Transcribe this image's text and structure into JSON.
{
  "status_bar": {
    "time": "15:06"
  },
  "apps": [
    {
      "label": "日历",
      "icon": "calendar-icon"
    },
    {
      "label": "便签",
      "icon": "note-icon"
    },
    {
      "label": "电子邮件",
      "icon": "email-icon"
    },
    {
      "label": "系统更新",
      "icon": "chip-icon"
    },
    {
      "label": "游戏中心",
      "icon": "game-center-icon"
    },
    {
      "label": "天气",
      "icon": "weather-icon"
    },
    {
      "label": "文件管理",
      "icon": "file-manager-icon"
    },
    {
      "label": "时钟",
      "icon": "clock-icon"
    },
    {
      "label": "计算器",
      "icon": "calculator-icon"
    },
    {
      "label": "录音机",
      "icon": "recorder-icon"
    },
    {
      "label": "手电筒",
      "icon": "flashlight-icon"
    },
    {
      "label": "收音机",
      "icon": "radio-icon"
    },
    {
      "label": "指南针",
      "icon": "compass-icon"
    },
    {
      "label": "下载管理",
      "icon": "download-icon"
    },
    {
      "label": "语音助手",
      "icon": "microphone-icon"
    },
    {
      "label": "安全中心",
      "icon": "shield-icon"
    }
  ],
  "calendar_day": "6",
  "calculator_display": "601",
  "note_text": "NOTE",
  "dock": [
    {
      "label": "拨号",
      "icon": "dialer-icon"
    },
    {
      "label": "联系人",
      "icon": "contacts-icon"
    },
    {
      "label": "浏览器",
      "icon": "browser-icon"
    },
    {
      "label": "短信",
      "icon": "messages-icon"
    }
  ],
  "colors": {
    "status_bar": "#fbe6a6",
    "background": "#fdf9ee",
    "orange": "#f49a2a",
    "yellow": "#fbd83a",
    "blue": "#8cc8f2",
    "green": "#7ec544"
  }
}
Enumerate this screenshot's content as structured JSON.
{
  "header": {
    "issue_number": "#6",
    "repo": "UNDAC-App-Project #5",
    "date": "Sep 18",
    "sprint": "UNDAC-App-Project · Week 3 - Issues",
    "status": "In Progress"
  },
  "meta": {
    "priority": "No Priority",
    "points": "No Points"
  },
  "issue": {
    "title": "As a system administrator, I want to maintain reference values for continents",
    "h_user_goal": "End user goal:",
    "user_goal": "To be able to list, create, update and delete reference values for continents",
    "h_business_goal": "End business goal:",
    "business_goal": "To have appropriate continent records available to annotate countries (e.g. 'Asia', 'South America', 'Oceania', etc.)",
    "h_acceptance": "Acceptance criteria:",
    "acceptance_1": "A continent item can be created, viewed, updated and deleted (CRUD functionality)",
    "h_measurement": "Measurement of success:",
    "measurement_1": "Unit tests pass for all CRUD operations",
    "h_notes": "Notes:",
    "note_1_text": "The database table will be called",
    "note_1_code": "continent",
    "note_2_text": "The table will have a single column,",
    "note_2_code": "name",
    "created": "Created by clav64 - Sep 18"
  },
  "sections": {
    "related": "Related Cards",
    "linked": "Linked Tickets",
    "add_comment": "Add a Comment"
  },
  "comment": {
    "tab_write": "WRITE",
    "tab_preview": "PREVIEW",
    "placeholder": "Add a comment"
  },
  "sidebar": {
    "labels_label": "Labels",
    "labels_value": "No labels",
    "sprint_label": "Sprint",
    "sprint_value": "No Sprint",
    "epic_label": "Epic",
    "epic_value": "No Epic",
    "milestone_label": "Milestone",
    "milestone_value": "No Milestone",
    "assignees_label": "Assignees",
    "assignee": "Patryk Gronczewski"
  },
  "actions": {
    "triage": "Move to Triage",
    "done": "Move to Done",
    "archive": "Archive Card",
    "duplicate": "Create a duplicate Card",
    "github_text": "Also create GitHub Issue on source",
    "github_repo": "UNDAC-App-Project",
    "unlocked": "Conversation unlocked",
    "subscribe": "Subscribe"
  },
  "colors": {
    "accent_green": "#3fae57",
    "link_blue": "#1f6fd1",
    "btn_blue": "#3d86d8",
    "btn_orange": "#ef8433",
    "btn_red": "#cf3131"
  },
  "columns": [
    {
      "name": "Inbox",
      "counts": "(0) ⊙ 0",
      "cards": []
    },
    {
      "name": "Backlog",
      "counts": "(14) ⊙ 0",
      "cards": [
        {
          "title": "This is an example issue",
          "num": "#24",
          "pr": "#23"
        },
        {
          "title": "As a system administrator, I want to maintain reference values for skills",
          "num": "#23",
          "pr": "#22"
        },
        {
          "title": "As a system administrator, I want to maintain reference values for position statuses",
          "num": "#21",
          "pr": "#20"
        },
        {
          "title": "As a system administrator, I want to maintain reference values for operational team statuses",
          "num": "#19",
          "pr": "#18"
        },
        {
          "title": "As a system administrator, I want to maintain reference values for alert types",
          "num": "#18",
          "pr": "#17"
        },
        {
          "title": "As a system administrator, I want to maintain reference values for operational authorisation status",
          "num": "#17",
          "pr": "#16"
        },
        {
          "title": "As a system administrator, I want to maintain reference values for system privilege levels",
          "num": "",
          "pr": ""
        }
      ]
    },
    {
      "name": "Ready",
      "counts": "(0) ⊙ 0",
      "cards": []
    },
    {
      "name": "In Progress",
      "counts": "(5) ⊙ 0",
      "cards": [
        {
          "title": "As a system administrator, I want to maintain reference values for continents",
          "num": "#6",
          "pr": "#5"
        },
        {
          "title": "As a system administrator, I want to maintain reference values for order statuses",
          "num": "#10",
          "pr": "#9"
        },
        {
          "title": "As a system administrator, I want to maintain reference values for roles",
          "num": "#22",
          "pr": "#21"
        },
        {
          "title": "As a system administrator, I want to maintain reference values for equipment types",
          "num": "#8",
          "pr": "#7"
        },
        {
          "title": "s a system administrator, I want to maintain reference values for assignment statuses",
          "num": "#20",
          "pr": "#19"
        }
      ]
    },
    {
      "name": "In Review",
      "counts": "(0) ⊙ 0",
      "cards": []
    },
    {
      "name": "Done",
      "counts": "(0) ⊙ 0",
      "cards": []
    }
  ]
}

══════

## EXERCISE DETAILS
Write out the entries above word for word.

## OUTPUT
Transcribe this image's text and structure into JSON.
{
  "status_bar": {
    "time": "15:06"
  },
  "apps": [
    {
      "label": "日历",
      "icon": "calendar-icon"
    },
    {
      "label": "便签",
      "icon": "note-icon"
    },
    {
      "label": "电子邮件",
      "icon": "email-icon"
    },
    {
      "label": "系统更新",
      "icon": "chip-icon"
    },
    {
      "label": "游戏中心",
      "icon": "game-center-icon"
    },
    {
      "label": "天气",
      "icon": "weather-icon"
    },
    {
      "label": "文件管理",
      "icon": "file-manager-icon"
    },
    {
      "label": "时钟",
      "icon": "clock-icon"
    },
    {
      "label": "计算器",
      "icon": "calculator-icon"
    },
    {
      "label": "录音机",
      "icon": "recorder-icon"
    },
    {
      "label": "手电筒",
      "icon": "flashlight-icon"
    },
    {
      "label": "收音机",
      "icon": "radio-icon"
    },
    {
      "label": "指南针",
      "icon": "compass-icon"
    },
    {
      "label": "下载管理",
      "icon": "download-icon"
    },
    {
      "label": "语音助手",
      "icon": "microphone-icon"
    },
    {
      "label": "安全中心",
      "icon": "shield-icon"
    }
  ],
  "calendar_day": "6",
  "calculator_display": "601",
  "note_text": "NOTE",
  "dock": [
    {
      "label": "拨号",
      "icon": "dialer-icon"
    },
    {
      "label": "联系人",
      "icon": "contacts-icon"
    },
    {
      "label": "浏览器",
      "icon": "browser-icon"
    },
    {
      "label": "短信",
      "icon": "messages-icon"
    }
  ],
  "colors": {
    "status_bar": "#fbe6a6",
    "background": "#fdf9ee",
    "orange": "#f49a2a",
    "yellow": "#fbd83a",
    "blue": "#8cc8f2",
    "green": "#7ec544"
  }
}
Enumerate this screenshot's content as structured JSON.
{
  "header": {
    "issue_number": "#6",
    "repo": "UNDAC-App-Project #5",
    "date": "Sep 18",
    "sprint": "UNDAC-App-Project · Week 3 - Issues",
    "status": "In Progress"
  },
  "meta": {
    "priority": "No Priority",
    "points": "No Points"
  },
  "issue": {
    "title": "As a system administrator, I want to maintain reference values for continents",
    "h_user_goal": "End user goal:",
    "user_goal": "To be able to list, create, update and delete reference values for continents",
    "h_business_goal": "End business goal:",
    "business_goal": "To have appropriate continent records available to annotate countries (e.g. 'Asia', 'South America', 'Oceania', etc.)",
    "h_acceptance": "Acceptance criteria:",
    "acceptance_1": "A continent item can be created, viewed, updated and deleted (CRUD functionality)",
    "h_measurement": "Measurement of success:",
    "measurement_1": "Unit tests pass for all CRUD operations",
    "h_notes": "Notes:",
    "note_1_text": "The database table will be called",
    "note_1_code": "continent",
    "note_2_text": "The table will have a single column,",
    "note_2_code": "name",
    "created": "Created by clav64 - Sep 18"
  },
  "sections": {
    "related": "Related Cards",
    "linked": "Linked Tickets",
    "add_comment": "Add a Comment"
  },
  "comment": {
    "tab_write": "WRITE",
    "tab_preview": "PREVIEW",
    "placeholder": "Add a comment"
  },
  "sidebar": {
    "labels_label": "Labels",
    "labels_value": "No labels",
    "sprint_label": "Sprint",
    "sprint_value": "No Sprint",
    "epic_label": "Epic",
    "epic_value": "No Epic",
    "milestone_label": "Milestone",
    "milestone_value": "No Milestone",
    "assignees_label": "Assignees",
    "assignee": "Patryk Gronczewski"
  },
  "actions": {
    "triage": "Move to Triage",
    "done": "Move to Done",
    "archive": "Archive Card",
    "duplicate": "Create a duplicate Card",
    "github_text": "Also create GitHub Issue on source",
    "github_repo": "UNDAC-App-Project",
    "unlocked": "Conversation unlocked",
    "subscribe": "Subscribe"
  },
  "colors": {
    "accent_green": "#3fae57",
    "link_blue": "#1f6fd1",
    "btn_blue": "#3d86d8",
    "btn_orange": "#ef8433",
    "btn_red": "#cf3131"
  },
  "columns": [
    {
      "name": "Inbox",
      "counts": "(0) ⊙ 0",
      "cards": []
    },
    {
      "name": "Backlog",
      "counts": "(14) ⊙ 0",
      "cards": [
        {
          "title": "This is an example issue",
          "num": "#24",
          "pr": "#23"
        },
        {
          "title": "As a system administrator, I want to maintain reference values for skills",
          "num": "#23",
          "pr": "#22"
        },
        {
          "title": "As a system administrator, I want to maintain reference values for position statuses",
          "num": "#21",
          "pr": "#20"
        },
        {
          "title": "As a system administrator, I want to maintain reference values for operational team statuses",
          "num": "#19",
          "pr": "#18"
        },
        {
          "title": "As a system administrator, I want to maintain reference values for alert types",
          "num": "#18",
          "pr": "#17"
        },
        {
          "title": "As a system administrator, I want to maintain reference values for operational authorisation status",
          "num": "#17",
          "pr": "#16"
        },
        {
          "title": "As a system administrator, I want to maintain reference values for system privilege levels",
          "num": "",
          "pr": ""
        }
      ]
    },
    {
      "name": "Ready",
      "counts": "(0) ⊙ 0",
      "cards": []
    },
    {
      "name": "In Progress",
      "counts": "(5) ⊙ 0",
      "cards": [
        {
          "title": "As a system administrator, I want to maintain reference values for continents",
          "num": "#6",
          "pr": "#5"
        },
        {
          "title": "As a system administrator, I want to maintain reference values for order statuses",
          "num": "#10",
          "pr": "#9"
        },
        {
          "title": "As a system administrator, I want to maintain reference values for roles",
          "num": "#22",
          "pr": "#21"
        },
        {
          "title": "As a system administrator, I want to maintain reference values for equipment types",
          "num": "#8",
          "pr": "#7"
        },
        {
          "title": "s a system administrator, I want to maintain reference values for assignment statuses",
          "num": "#20",
          "pr": "#19"
        }
      ]
    },
    {
      "name": "In Review",
      "counts": "(0) ⊙ 0",
      "cards": []
    },
    {
      "name": "Done",
      "counts": "(0) ⊙ 0",
      "cards": []
    }
  ]
}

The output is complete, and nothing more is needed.